→ **Aim of the exercise**: Copy every line of the data that contains the string "true".

Start of Records shown

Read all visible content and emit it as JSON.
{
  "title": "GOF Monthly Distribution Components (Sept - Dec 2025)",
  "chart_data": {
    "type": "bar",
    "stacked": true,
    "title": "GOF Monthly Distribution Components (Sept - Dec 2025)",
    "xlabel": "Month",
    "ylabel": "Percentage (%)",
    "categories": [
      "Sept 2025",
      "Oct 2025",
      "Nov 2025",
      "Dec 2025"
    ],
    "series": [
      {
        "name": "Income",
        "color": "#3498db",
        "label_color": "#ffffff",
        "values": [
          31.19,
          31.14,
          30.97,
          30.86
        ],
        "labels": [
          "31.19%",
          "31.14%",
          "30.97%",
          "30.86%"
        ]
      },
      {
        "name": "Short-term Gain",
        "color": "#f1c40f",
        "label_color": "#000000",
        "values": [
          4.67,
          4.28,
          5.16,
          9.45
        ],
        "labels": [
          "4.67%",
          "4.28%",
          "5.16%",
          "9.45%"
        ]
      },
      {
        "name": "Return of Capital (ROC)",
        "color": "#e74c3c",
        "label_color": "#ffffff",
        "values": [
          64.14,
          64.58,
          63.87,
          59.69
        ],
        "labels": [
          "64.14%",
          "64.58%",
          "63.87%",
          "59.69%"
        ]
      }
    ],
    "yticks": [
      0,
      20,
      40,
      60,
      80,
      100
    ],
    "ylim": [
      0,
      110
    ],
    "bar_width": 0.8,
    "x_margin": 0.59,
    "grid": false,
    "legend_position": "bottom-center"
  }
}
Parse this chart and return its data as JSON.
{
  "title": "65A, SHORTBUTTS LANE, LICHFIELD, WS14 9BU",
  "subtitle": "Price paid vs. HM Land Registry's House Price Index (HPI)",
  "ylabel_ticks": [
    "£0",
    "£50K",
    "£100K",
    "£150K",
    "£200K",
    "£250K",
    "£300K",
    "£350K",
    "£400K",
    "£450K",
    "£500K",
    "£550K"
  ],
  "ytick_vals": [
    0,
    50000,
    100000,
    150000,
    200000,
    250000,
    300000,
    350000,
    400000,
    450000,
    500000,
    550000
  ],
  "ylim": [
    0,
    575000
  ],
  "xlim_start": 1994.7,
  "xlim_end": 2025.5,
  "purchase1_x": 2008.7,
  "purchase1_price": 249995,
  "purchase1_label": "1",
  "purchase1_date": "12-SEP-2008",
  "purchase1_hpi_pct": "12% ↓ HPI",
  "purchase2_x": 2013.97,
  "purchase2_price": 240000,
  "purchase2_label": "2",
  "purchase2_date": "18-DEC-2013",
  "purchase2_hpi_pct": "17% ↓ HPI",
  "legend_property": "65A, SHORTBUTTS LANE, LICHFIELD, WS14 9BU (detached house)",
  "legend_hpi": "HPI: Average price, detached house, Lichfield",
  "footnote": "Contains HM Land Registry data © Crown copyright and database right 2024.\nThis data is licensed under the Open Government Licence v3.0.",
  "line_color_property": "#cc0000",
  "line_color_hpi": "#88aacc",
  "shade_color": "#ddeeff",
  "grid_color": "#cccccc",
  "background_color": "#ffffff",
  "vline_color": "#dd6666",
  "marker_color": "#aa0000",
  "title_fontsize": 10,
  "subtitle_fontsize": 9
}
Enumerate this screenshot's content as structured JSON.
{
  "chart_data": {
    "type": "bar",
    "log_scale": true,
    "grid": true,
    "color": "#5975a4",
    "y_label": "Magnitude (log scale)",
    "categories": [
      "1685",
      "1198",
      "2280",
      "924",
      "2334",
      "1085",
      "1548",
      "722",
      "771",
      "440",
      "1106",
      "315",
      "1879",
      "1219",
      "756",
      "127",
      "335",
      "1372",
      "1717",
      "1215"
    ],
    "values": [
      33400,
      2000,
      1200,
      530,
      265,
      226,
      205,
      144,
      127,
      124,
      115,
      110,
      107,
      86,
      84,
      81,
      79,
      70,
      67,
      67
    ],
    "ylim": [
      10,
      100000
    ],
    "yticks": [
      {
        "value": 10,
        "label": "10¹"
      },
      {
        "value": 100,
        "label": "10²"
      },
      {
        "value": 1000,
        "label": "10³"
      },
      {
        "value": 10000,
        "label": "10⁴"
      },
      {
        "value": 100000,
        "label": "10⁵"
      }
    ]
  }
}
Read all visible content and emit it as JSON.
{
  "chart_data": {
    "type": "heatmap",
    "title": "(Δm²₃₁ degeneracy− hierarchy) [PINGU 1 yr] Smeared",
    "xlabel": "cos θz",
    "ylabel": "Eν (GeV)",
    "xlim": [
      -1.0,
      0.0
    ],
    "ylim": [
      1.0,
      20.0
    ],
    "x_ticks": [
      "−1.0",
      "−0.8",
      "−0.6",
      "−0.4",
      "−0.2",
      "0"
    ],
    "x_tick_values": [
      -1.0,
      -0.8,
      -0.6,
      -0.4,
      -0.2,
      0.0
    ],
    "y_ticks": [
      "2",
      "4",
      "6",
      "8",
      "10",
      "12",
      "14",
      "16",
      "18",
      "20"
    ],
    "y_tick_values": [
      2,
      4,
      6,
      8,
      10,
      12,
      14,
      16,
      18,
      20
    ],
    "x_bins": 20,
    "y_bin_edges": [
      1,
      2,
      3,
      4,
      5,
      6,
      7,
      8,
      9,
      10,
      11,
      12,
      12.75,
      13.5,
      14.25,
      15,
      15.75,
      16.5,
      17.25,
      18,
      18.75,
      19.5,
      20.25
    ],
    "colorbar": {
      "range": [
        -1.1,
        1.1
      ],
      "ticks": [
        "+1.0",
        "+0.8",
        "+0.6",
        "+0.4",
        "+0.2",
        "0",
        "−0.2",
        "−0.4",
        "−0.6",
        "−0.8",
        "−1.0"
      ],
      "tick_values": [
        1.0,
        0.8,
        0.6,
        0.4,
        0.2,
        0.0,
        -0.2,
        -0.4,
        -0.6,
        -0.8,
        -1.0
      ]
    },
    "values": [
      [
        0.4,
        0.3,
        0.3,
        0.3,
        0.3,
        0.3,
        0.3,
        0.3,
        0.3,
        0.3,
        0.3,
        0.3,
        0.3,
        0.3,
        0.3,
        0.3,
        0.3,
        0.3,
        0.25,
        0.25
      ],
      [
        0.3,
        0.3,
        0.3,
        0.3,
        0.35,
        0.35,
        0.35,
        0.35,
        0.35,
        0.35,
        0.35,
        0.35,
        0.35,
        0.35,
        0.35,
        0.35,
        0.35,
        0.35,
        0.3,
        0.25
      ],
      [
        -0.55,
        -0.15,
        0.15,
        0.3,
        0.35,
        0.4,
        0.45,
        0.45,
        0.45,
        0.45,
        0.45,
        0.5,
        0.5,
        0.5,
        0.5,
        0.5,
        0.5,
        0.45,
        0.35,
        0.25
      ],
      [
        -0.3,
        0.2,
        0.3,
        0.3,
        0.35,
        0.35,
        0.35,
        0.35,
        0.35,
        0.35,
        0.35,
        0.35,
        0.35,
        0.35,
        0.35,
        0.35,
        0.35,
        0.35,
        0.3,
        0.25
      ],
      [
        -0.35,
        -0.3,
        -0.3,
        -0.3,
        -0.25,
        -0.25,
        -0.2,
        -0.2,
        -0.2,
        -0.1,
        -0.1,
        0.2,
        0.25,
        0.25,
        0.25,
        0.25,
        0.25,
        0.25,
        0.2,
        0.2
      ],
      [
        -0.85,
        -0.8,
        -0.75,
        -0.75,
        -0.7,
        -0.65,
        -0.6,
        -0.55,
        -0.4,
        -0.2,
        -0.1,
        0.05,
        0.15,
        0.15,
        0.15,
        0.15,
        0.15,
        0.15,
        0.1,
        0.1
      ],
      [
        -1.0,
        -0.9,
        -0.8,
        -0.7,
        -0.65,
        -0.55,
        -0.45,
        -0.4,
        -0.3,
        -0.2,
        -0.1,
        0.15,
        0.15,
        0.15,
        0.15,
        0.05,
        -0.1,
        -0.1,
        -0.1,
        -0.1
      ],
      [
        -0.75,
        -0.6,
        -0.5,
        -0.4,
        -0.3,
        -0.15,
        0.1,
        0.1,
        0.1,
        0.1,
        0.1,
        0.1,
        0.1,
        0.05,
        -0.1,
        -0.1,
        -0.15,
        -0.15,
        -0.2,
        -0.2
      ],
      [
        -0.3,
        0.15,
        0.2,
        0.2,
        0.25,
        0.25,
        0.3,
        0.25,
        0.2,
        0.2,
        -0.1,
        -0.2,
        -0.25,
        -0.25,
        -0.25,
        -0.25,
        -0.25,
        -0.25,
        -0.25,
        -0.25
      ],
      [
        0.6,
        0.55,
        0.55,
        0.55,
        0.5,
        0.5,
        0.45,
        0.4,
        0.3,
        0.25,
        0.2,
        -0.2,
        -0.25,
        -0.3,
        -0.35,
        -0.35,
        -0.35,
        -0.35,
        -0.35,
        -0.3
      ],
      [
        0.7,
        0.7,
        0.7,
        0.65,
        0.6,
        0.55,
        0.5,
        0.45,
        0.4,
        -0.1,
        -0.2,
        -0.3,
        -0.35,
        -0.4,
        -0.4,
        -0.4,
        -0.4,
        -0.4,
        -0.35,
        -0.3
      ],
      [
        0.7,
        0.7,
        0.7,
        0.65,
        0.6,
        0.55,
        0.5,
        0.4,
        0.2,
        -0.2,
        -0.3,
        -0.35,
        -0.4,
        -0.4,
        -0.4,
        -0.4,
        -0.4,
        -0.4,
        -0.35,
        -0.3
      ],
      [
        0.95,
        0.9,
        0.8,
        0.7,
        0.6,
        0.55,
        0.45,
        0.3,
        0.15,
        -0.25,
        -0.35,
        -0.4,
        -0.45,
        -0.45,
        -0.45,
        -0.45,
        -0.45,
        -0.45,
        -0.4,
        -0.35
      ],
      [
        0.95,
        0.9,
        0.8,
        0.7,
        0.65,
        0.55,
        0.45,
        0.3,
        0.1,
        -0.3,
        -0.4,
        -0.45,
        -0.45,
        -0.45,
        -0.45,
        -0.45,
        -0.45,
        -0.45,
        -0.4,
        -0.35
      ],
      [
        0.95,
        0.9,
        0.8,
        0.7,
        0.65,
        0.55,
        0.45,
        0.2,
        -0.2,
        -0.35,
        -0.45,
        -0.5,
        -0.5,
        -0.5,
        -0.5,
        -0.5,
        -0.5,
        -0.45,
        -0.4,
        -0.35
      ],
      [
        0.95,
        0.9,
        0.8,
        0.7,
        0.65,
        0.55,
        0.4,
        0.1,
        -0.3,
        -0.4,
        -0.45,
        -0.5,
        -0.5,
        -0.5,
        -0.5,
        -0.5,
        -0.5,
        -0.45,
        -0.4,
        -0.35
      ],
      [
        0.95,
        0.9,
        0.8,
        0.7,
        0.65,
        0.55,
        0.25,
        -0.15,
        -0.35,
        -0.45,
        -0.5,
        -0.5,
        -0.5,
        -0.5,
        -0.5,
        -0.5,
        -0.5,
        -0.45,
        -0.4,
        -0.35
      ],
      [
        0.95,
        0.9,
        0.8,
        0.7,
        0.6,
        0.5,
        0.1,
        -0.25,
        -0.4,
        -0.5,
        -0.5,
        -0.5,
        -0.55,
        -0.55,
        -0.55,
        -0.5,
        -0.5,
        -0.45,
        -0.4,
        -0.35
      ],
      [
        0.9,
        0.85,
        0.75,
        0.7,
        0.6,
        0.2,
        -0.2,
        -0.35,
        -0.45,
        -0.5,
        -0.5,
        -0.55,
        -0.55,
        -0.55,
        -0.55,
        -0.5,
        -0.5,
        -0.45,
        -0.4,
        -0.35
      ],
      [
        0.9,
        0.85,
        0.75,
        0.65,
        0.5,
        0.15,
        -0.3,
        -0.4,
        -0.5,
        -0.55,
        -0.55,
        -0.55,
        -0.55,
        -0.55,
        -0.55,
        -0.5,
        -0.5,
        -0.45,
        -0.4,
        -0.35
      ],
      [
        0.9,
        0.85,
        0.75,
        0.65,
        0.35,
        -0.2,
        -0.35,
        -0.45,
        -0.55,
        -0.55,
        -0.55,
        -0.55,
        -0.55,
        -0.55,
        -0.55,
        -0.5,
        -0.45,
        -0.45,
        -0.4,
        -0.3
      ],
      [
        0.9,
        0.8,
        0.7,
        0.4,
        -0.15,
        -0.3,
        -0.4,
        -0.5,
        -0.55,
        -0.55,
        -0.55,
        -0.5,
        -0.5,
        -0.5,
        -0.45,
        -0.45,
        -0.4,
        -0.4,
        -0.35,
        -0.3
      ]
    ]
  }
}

End of Records shown

→ **Correct output**:
    "stacked": true,
    "log_scale": true,
    "grid": true,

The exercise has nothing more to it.